- PROBLEM DETAILS: Reproduce word for word the portion of the bullying post below that begins with the words containing "I think that" and ends with "go about it.".

=== TEXT ===

I wonder how many of us can come up with at least one name of a person who bullied us when we were growing up. I honestly don’t really remember, but I know that’s not the case for some, and you may be regretting reading this post because it’s bring up some bad memories for you. Please trust me on this, and keep reading.
I think that one of my biggest problems in dealing with my student loan situation is that I feel like the banks are just huge bullies that I cannot defeat on my own. Based upon some things that I went through in life, nothing irritates me more than the sense I get when someone else is trying to control or pressure me into doing something that I don’t want to do. Or maybe I need to do it, but he or she wants to dictate all of the details as to how I go about it.
You may say that I have a rebellious nature, but I disagree. Once you’ve had your control taken from you, I guarantee that you’ll do almost anything to ensure that it never happens again. Anyway, the reason I bring this topic up is because I recently learned that one of my friend’s kids is being bullied, and I cannot express how emotional I am over it.

=== GIVEN INFORMATION ===

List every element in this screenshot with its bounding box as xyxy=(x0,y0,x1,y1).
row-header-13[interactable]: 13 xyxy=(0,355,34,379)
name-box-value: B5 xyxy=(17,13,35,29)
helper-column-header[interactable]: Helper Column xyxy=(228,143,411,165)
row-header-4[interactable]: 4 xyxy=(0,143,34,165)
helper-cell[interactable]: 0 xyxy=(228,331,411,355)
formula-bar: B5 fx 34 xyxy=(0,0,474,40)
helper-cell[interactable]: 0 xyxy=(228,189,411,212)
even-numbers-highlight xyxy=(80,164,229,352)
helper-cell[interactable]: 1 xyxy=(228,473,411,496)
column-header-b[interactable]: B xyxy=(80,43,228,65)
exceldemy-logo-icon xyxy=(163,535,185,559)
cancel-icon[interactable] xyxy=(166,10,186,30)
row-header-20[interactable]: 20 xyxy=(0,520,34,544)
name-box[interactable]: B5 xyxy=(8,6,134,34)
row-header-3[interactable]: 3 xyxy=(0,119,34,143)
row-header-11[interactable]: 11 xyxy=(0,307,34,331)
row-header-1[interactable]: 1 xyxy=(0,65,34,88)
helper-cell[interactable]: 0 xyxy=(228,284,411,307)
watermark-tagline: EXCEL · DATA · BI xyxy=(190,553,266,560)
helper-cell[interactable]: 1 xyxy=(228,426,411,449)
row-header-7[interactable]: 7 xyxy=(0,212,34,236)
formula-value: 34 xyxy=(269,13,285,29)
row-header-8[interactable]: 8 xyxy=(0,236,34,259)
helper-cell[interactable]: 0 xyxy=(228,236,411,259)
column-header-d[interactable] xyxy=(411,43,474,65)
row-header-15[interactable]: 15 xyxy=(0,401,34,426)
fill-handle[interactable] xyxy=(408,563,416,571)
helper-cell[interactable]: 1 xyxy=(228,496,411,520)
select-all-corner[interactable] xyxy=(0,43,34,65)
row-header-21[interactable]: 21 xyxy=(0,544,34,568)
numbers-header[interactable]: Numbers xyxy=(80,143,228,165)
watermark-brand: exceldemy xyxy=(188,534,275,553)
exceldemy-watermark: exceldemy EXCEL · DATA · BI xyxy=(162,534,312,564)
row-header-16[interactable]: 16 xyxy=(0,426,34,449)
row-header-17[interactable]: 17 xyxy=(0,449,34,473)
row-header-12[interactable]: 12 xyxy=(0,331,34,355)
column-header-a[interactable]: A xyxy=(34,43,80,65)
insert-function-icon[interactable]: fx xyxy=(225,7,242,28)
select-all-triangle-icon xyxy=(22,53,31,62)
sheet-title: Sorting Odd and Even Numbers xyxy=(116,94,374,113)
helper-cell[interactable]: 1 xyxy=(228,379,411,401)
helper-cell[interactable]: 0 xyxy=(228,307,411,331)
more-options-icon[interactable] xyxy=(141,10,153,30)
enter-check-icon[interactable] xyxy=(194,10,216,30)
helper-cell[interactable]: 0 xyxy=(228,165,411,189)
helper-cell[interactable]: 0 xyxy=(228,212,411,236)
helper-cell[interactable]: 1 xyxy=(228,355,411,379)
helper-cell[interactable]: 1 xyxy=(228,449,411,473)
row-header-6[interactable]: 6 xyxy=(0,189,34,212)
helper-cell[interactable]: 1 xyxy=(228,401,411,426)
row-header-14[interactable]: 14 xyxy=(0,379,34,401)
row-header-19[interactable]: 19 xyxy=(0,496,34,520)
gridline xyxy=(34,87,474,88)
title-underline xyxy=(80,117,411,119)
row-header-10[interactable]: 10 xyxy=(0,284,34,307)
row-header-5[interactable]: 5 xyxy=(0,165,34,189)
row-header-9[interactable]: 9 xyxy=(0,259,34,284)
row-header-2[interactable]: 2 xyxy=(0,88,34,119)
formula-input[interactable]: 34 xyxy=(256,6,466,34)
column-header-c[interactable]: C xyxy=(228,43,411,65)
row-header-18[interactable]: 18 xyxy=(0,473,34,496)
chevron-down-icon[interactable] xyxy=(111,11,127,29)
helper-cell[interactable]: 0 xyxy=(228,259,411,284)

===

- RESULT OF THIS EXERCISE:
I think that one of my biggest problems in dealing with my student loan situation is that I feel like the banks are just huge bullies that I cannot defeat on my own. Based upon some things that I went through in life, nothing irritates me more than the sense I get when someone else is trying to control or pressure me into doing something that I don’t want to do. Or maybe I need to do it, but he or she wants to dictate all of the details as to how I go about it.